**Set task:** In your copy, leave out the pictures and repeat the entries below exactly.

**Records for the task:**
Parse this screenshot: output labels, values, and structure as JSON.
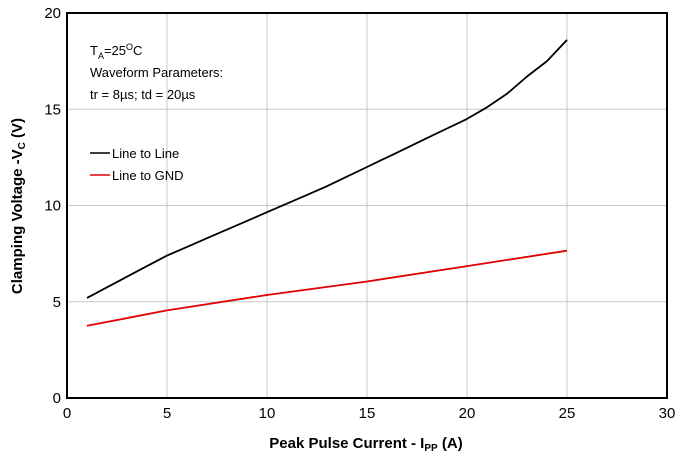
{
  "chart_data": {
    "type": "line",
    "xlabel_main": "Peak Pulse Current - I",
    "xlabel_sub": "PP",
    "xlabel_unit": " (A)",
    "ylabel_main": "Clamping Voltage -V",
    "ylabel_sub": "C",
    "ylabel_unit": " (V)",
    "xlim": [
      0,
      30
    ],
    "ylim": [
      0,
      20
    ],
    "xticks": [
      0,
      5,
      10,
      15,
      20,
      25,
      30
    ],
    "yticks": [
      0,
      5,
      10,
      15,
      20
    ],
    "grid": true,
    "legend_position": "upper-left",
    "annotation": {
      "temp_main": "T",
      "temp_sub": "A",
      "temp_eq": "=25",
      "temp_sup": "O",
      "temp_unit": "C",
      "line2": "Waveform Parameters:",
      "line3": "tr = 8µs; td = 20µs"
    },
    "series": [
      {
        "name": "Line to Line",
        "color": "#000000",
        "x": [
          1,
          2,
          3,
          4,
          5,
          6,
          7,
          8,
          9,
          10,
          11,
          12,
          13,
          14,
          15,
          16,
          17,
          18,
          19,
          20,
          21,
          22,
          23,
          24,
          25
        ],
        "y": [
          5.2,
          5.75,
          6.3,
          6.85,
          7.4,
          7.85,
          8.3,
          8.75,
          9.2,
          9.65,
          10.1,
          10.55,
          11.0,
          11.5,
          12.0,
          12.5,
          13.0,
          13.5,
          14.0,
          14.5,
          15.1,
          15.8,
          16.7,
          17.5,
          18.6
        ]
      },
      {
        "name": "Line to GND",
        "color": "#e00000",
        "x": [
          1,
          5,
          10,
          15,
          20,
          25
        ],
        "y": [
          3.75,
          4.55,
          5.35,
          6.05,
          6.85,
          7.65
        ]
      }
    ]
  }
}
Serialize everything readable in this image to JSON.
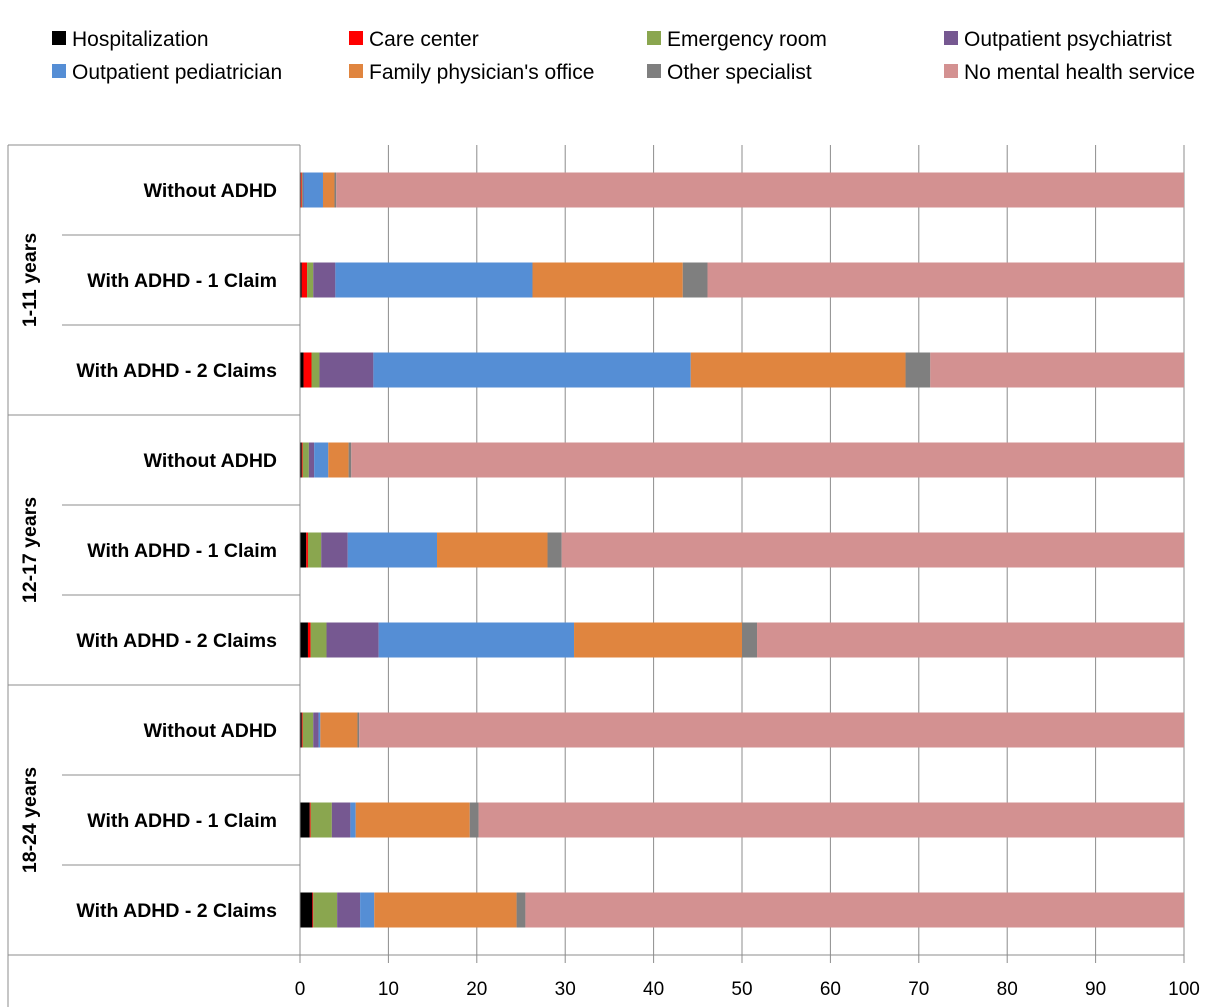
{
  "chart_data": {
    "type": "bar",
    "orientation": "horizontal",
    "stacked": true,
    "xlim": [
      0,
      100
    ],
    "xticks": [
      "0",
      "10",
      "20",
      "30",
      "40",
      "50",
      "60",
      "70",
      "80",
      "90",
      "100"
    ],
    "grid": true,
    "legend_position": "top",
    "groups": [
      {
        "label": "1-11 years",
        "categories": [
          "Without ADHD",
          "With ADHD - 1 Claim",
          "With ADHD - 2 Claims"
        ]
      },
      {
        "label": "12-17 years",
        "categories": [
          "Without ADHD",
          "With ADHD - 1 Claim",
          "With ADHD - 2 Claims"
        ]
      },
      {
        "label": "18-24 years",
        "categories": [
          "Without ADHD",
          "With ADHD - 1 Claim",
          "With ADHD - 2 Claims"
        ]
      }
    ],
    "series": [
      {
        "name": "Hospitalization",
        "color": "#000000",
        "values": [
          0.1,
          0.2,
          0.4,
          0.2,
          0.7,
          0.9,
          0.2,
          1.1,
          1.4
        ]
      },
      {
        "name": "Care center",
        "color": "#ff0000",
        "values": [
          0.1,
          0.6,
          0.9,
          0.1,
          0.2,
          0.3,
          0.1,
          0.1,
          0.1
        ]
      },
      {
        "name": "Emergency room",
        "color": "#8aa64f",
        "values": [
          0.1,
          0.7,
          0.9,
          0.7,
          1.5,
          1.8,
          1.2,
          2.4,
          2.7
        ]
      },
      {
        "name": "Outpatient psychiatrist",
        "color": "#765891",
        "values": [
          0.1,
          2.5,
          6.1,
          0.6,
          3.0,
          5.9,
          0.6,
          2.1,
          2.6
        ]
      },
      {
        "name": "Outpatient pediatrician",
        "color": "#558ed5",
        "values": [
          2.2,
          22.3,
          35.9,
          1.6,
          10.1,
          22.1,
          0.2,
          0.6,
          1.6
        ]
      },
      {
        "name": "Family physician's office",
        "color": "#e0853f",
        "values": [
          1.3,
          17.0,
          24.3,
          2.3,
          12.5,
          19.0,
          4.2,
          12.9,
          16.1
        ]
      },
      {
        "name": "Other specialist",
        "color": "#7f7f7f",
        "values": [
          0.2,
          2.8,
          2.8,
          0.3,
          1.6,
          1.7,
          0.2,
          1.0,
          1.0
        ]
      },
      {
        "name": "No mental health service",
        "color": "#d39191",
        "values": [
          95.9,
          53.9,
          28.7,
          94.2,
          70.4,
          48.3,
          93.3,
          79.8,
          74.5
        ]
      }
    ]
  }
}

**Completed exercise:**
Parse this screenshot: output labels, values, and structure as JSON.
{
  "chart_data": {
    "type": "line",
    "xlabel_main": "Peak Pulse Current - I",
    "xlabel_sub": "PP",
    "xlabel_unit": " (A)",
    "ylabel_main": "Clamping Voltage -V",
    "ylabel_sub": "C",
    "ylabel_unit": " (V)",
    "xlim": [
      0,
      30
    ],
    "ylim": [
      0,
      20
    ],
    "xticks": [
      0,
      5,
      10,
      15,
      20,
      25,
      30
    ],
    "yticks": [
      0,
      5,
      10,
      15,
      20
    ],
    "grid": true,
    "legend_position": "upper-left",
    "annotation": {
      "temp_main": "T",
      "temp_sub": "A",
      "temp_eq": "=25",
      "temp_sup": "O",
      "temp_unit": "C",
      "line2": "Waveform Parameters:",
      "line3": "tr = 8µs; td = 20µs"
    },
    "series": [
      {
        "name": "Line to Line",
        "color": "#000000",
        "x": [
          1,
          2,
          3,
          4,
          5,
          6,
          7,
          8,
          9,
          10,
          11,
          12,
          13,
          14,
          15,
          16,
          17,
          18,
          19,
          20,
          21,
          22,
          23,
          24,
          25
        ],
        "y": [
          5.2,
          5.75,
          6.3,
          6.85,
          7.4,
          7.85,
          8.3,
          8.75,
          9.2,
          9.65,
          10.1,
          10.55,
          11.0,
          11.5,
          12.0,
          12.5,
          13.0,
          13.5,
          14.0,
          14.5,
          15.1,
          15.8,
          16.7,
          17.5,
          18.6
        ]
      },
      {
        "name": "Line to GND",
        "color": "#e00000",
        "x": [
          1,
          5,
          10,
          15,
          20,
          25
        ],
        "y": [
          3.75,
          4.55,
          5.35,
          6.05,
          6.85,
          7.65
        ]
      }
    ]
  }
}
Serialize everything readable in this image to JSON.
{
  "chart_data": {
    "type": "bar",
    "orientation": "horizontal",
    "stacked": true,
    "xlim": [
      0,
      100
    ],
    "xticks": [
      "0",
      "10",
      "20",
      "30",
      "40",
      "50",
      "60",
      "70",
      "80",
      "90",
      "100"
    ],
    "grid": true,
    "legend_position": "top",
    "groups": [
      {
        "label": "1-11 years",
        "categories": [
          "Without ADHD",
          "With ADHD - 1 Claim",
          "With ADHD - 2 Claims"
        ]
      },
      {
        "label": "12-17 years",
        "categories": [
          "Without ADHD",
          "With ADHD - 1 Claim",
          "With ADHD - 2 Claims"
        ]
      },
      {
        "label": "18-24 years",
        "categories": [
          "Without ADHD",
          "With ADHD - 1 Claim",
          "With ADHD - 2 Claims"
        ]
      }
    ],
    "series": [
      {
        "name": "Hospitalization",
        "color": "#000000",
        "values": [
          0.1,
          0.2,
          0.4,
          0.2,
          0.7,
          0.9,
          0.2,
          1.1,
          1.4
        ]
      },
      {
        "name": "Care center",
        "color": "#ff0000",
        "values": [
          0.1,
          0.6,
          0.9,
          0.1,
          0.2,
          0.3,
          0.1,
          0.1,
          0.1
        ]
      },
      {
        "name": "Emergency room",
        "color": "#8aa64f",
        "values": [
          0.1,
          0.7,
          0.9,
          0.7,
          1.5,
          1.8,
          1.2,
          2.4,
          2.7
        ]
      },
      {
        "name": "Outpatient psychiatrist",
        "color": "#765891",
        "values": [
          0.1,
          2.5,
          6.1,
          0.6,
          3.0,
          5.9,
          0.6,
          2.1,
          2.6
        ]
      },
      {
        "name": "Outpatient pediatrician",
        "color": "#558ed5",
        "values": [
          2.2,
          22.3,
          35.9,
          1.6,
          10.1,
          22.1,
          0.2,
          0.6,
          1.6
        ]
      },
      {
        "name": "Family physician's office",
        "color": "#e0853f",
        "values": [
          1.3,
          17.0,
          24.3,
          2.3,
          12.5,
          19.0,
          4.2,
          12.9,
          16.1
        ]
      },
      {
        "name": "Other specialist",
        "color": "#7f7f7f",
        "values": [
          0.2,
          2.8,
          2.8,
          0.3,
          1.6,
          1.7,
          0.2,
          1.0,
          1.0
        ]
      },
      {
        "name": "No mental health service",
        "color": "#d39191",
        "values": [
          95.9,
          53.9,
          28.7,
          94.2,
          70.4,
          48.3,
          93.3,
          79.8,
          74.5
        ]
      }
    ]
  }
}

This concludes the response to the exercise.